• _Supplied material_:
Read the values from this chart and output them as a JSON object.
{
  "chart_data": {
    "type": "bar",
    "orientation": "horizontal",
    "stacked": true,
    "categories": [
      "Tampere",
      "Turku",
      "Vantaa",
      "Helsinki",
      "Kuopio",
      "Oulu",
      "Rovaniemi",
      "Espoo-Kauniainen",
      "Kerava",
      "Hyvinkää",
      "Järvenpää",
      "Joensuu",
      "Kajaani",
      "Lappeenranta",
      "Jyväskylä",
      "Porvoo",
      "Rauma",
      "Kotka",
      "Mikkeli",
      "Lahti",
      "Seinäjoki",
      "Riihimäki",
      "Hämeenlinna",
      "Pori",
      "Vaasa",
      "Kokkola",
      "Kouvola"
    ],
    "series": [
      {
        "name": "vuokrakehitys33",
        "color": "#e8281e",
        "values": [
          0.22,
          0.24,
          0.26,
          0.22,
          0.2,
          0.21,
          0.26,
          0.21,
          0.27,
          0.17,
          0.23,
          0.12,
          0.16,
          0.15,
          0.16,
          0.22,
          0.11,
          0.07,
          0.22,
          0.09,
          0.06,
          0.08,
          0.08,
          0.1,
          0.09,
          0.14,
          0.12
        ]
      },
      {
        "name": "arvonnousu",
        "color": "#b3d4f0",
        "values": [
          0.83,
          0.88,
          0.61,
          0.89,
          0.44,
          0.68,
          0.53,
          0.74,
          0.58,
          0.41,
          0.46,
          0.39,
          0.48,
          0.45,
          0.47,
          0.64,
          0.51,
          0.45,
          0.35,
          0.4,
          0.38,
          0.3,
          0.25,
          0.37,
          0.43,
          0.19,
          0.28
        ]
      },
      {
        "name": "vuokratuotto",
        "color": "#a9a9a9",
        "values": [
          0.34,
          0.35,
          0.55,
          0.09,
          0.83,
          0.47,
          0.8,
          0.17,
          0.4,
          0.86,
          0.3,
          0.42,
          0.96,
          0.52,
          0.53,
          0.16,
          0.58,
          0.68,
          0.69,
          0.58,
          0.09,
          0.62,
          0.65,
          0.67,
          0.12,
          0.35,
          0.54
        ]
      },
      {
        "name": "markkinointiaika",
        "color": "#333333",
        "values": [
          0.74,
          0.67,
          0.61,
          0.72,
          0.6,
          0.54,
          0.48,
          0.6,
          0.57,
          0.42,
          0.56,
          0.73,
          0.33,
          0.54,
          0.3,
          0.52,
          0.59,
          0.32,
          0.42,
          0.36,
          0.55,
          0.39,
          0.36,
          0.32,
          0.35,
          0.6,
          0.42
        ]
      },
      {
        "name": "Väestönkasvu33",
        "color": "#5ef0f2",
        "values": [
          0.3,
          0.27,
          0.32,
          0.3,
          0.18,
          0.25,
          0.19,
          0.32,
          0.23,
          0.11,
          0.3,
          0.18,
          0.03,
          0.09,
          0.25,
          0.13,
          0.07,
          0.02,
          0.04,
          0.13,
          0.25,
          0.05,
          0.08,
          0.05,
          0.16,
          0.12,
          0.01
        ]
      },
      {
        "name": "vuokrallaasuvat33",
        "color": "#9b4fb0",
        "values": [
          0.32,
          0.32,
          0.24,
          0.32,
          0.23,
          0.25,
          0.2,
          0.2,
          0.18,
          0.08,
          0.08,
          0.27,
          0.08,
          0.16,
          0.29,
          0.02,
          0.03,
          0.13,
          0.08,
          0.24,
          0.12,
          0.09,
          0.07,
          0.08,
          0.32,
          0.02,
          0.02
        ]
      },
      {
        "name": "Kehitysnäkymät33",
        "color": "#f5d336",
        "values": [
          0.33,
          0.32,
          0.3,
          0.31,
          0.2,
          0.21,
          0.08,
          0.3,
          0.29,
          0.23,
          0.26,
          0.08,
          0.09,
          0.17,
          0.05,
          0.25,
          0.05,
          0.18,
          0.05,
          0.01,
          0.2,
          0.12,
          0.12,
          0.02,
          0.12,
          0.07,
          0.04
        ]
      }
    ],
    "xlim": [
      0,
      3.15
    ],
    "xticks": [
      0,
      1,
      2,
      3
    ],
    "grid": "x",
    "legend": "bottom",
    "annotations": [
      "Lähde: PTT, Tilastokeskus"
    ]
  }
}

• _Problem description_: Using the entries above, return each line that includes the word "name".

• _Output for this exercise_:
        "name": "vuokrakehitys33",
        "name": "arvonnousu",
        "name": "vuokratuotto",
        "name": "markkinointiaika",
        "name": "Väestönkasvu33",
        "name": "vuokrallaasuvat33",
        "name": "Kehitysnäkymät33",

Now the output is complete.